::: TASK MATERIAL

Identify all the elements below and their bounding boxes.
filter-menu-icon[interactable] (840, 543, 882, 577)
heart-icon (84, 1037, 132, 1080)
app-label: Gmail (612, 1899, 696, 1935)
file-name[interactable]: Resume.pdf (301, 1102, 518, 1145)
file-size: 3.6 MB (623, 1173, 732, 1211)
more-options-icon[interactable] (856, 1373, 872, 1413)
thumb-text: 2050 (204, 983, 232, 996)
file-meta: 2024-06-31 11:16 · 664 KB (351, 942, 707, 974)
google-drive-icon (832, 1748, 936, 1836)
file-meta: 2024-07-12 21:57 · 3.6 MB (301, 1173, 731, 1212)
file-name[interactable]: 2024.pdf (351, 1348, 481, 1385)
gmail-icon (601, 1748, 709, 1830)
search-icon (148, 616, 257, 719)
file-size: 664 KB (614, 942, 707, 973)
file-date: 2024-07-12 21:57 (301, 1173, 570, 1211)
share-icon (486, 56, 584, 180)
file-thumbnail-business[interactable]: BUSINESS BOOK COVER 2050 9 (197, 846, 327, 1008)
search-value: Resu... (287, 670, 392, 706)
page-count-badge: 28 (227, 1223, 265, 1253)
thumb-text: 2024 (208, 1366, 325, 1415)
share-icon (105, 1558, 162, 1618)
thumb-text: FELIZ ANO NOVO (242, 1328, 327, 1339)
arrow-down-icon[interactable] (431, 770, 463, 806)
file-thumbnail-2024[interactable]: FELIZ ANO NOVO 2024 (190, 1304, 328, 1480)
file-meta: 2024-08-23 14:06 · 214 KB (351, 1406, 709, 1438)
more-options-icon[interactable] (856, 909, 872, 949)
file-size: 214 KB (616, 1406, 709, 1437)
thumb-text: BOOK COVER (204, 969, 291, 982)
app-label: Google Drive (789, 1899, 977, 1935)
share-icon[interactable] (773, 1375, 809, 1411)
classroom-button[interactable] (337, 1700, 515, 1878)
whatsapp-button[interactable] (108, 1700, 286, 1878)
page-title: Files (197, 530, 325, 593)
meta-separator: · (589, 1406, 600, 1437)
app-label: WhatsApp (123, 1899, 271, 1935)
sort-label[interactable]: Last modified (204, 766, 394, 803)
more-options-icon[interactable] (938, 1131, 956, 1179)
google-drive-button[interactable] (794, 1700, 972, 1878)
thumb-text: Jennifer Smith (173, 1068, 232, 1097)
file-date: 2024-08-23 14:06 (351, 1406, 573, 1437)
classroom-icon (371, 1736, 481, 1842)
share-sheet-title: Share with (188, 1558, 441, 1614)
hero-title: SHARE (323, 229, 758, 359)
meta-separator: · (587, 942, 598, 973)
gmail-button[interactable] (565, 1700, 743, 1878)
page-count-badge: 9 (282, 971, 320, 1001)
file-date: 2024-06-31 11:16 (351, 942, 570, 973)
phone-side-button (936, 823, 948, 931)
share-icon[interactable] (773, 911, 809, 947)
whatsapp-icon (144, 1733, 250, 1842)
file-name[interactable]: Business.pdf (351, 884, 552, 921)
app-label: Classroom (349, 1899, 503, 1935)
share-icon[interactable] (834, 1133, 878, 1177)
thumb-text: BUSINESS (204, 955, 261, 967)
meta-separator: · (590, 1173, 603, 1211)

::::::

_WHAT THE TASK REQUIRES_
Count the lines in the records that contain the string "separator", treating uppercase and lowercase as different, and reply with the number alone.

_EXERCISE RESULT_
3